(Collected data entries)
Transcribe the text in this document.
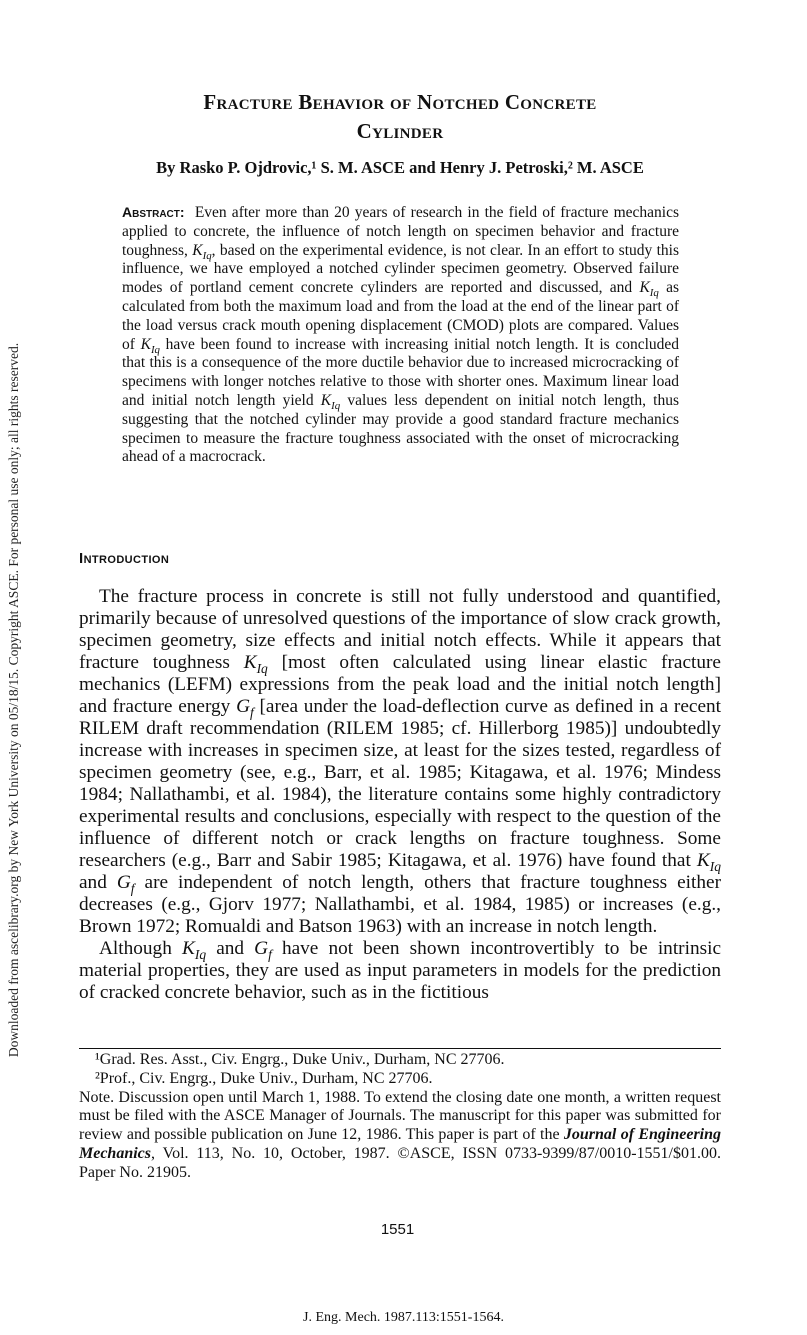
Downloaded from ascelibrary.org by New York University on 05/18/15. Copyright ASCE. For personal use only; all rights reserved.
Fracture Behavior of Notched Concrete
Cylinder
By Rasko P. Ojdrovic,¹ S. M. ASCE and Henry J. Petroski,² M. ASCE
Abstract: Even after more than 20 years of research in the field of fracture mechanics applied to concrete, the influence of notch length on specimen behavior and fracture toughness, $K_{Iq}$, based on the experimental evidence, is not clear. In an effort to study this influence, we have employed a notched cylinder specimen geometry. Observed failure modes of portland cement concrete cylinders are reported and discussed, and $K_{Iq}$ as calculated from both the maximum load and from the load at the end of the linear part of the load versus crack mouth opening displacement (CMOD) plots are compared. Values of $K_{Iq}$ have been found to increase with increasing initial notch length. It is concluded that this is a consequence of the more ductile behavior due to increased microcracking of specimens with longer notches relative to those with shorter ones. Maximum linear load and initial notch length yield $K_{Iq}$ values less dependent on initial notch length, thus suggesting that the notched cylinder may provide a good standard fracture mechanics specimen to measure the fracture toughness associated with the onset of microcracking ahead of a macrocrack.
Introduction

The fracture process in concrete is still not fully understood and quantified, primarily because of unresolved questions of the importance of slow crack growth, specimen geometry, size effects and initial notch effects. While it appears that fracture toughness $K_{Iq}$ [most often calculated using linear elastic fracture mechanics (LEFM) expressions from the peak load and the initial notch length] and fracture energy $G_f$ [area under the load-deflection curve as defined in a recent RILEM draft recommendation (RILEM 1985; cf. Hillerborg 1985)] undoubtedly increase with increases in specimen size, at least for the sizes tested, regardless of specimen geometry (see, e.g., Barr, et al. 1985; Kitagawa, et al. 1976; Mindess 1984; Nallathambi, et al. 1984), the literature contains some highly contradictory experimental results and conclusions, especially with respect to the question of the influence of different notch or crack lengths on fracture toughness. Some researchers (e.g., Barr and Sabir 1985; Kitagawa, et al. 1976) have found that $K_{Iq}$ and $G_f$ are independent of notch length, others that fracture toughness either decreases (e.g., Gjorv 1977; Nallathambi, et al. 1984, 1985) or increases (e.g., Brown 1972; Romualdi and Batson 1963) with an increase in notch length.

Although $K_{Iq}$ and $G_f$ have not been shown incontrovertibly to be intrinsic material properties, they are used as input parameters in models for the prediction of cracked concrete behavior, such as in the fictitious

¹Grad. Res. Asst., Civ. Engrg., Duke Univ., Durham, NC 27706.

²Prof., Civ. Engrg., Duke Univ., Durham, NC 27706.

Note. Discussion open until March 1, 1988. To extend the closing date one month, a written request must be filed with the ASCE Manager of Journals. The manuscript for this paper was submitted for review and possible publication on June 12, 1986. This paper is part of the Journal of Engineering Mechanics, Vol. 113, No. 10, October, 1987. ©ASCE, ISSN 0733-9399/87/0010-1551/$01.00. Paper No. 21905.

1551
J. Eng. Mech. 1987.113:1551-1564.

> **Problem requirements**
Copy out each line of the entries that holds "Duke".

> **Exercise response**
¹Grad. Res. Asst., Civ. Engrg., Duke Univ., Durham, NC 27706.
²Prof., Civ. Engrg., Duke Univ., Durham, NC 27706.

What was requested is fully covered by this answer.